Count how many lines in the material below hold the word "ohne"; the reply is that number alone.

Data excerpts
━━━━━━━━
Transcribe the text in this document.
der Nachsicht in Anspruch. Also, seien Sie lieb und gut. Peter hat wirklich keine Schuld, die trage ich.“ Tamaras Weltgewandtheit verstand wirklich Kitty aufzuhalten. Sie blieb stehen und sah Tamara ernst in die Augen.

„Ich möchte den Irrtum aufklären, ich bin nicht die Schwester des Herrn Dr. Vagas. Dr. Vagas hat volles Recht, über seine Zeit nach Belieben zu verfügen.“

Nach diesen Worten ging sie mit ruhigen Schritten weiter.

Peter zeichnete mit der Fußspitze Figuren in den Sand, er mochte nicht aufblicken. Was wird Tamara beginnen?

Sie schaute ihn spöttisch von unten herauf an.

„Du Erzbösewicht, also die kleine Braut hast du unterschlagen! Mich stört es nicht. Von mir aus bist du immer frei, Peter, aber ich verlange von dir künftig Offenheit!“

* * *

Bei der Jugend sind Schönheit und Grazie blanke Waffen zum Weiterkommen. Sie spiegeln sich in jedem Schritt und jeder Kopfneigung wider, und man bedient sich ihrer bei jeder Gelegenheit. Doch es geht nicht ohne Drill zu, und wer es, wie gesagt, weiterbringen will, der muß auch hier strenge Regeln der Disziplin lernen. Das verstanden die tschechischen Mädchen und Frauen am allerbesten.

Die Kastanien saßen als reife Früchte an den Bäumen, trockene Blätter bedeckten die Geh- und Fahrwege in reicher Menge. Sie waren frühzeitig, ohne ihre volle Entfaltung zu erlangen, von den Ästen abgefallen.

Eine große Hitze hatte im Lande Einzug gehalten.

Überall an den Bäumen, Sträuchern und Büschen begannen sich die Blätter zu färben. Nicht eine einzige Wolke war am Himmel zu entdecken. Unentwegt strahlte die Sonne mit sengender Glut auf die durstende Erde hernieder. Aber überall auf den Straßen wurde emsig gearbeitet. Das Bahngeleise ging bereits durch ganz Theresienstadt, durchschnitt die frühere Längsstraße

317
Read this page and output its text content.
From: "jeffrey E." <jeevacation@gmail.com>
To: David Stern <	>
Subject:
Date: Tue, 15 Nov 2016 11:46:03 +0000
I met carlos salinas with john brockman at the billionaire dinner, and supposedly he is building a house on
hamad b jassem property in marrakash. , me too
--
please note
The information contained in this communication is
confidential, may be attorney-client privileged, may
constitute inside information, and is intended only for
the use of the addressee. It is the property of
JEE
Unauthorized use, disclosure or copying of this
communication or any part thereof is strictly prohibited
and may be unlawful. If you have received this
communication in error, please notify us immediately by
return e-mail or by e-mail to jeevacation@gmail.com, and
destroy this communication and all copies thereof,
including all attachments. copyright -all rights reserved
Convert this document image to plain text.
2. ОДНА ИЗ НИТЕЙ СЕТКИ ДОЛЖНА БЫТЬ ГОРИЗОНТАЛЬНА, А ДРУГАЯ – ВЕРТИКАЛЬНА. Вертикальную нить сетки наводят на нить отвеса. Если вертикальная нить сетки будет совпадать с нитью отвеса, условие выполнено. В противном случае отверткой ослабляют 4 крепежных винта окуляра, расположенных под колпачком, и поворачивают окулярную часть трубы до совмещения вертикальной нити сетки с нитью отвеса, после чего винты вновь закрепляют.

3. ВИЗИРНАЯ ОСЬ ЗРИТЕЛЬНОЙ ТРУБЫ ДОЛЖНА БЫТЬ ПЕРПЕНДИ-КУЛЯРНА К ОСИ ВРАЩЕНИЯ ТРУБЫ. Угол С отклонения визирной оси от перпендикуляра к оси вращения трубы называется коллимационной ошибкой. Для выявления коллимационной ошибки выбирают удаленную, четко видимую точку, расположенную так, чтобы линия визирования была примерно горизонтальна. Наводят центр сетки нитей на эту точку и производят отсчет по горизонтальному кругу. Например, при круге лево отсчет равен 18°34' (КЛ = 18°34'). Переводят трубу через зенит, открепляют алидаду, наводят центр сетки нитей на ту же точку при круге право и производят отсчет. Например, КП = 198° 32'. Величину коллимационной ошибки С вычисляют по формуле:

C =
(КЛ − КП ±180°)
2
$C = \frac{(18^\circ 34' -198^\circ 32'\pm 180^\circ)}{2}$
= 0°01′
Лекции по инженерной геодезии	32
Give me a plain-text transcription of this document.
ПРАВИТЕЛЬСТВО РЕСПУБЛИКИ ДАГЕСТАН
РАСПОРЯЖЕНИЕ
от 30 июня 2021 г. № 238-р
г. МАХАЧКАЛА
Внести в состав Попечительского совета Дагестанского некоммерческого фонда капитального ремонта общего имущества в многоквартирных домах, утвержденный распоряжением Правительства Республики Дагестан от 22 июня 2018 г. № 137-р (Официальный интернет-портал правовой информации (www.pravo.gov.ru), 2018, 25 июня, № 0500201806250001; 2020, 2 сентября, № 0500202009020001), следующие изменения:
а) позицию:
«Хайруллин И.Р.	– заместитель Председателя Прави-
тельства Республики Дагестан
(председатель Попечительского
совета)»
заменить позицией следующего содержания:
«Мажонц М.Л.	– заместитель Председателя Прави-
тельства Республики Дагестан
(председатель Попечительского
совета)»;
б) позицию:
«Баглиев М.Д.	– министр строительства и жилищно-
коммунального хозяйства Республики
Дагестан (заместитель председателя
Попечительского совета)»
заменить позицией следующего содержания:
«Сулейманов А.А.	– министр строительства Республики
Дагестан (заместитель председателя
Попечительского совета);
━━━━━━━━
Solved exercise ▸ 2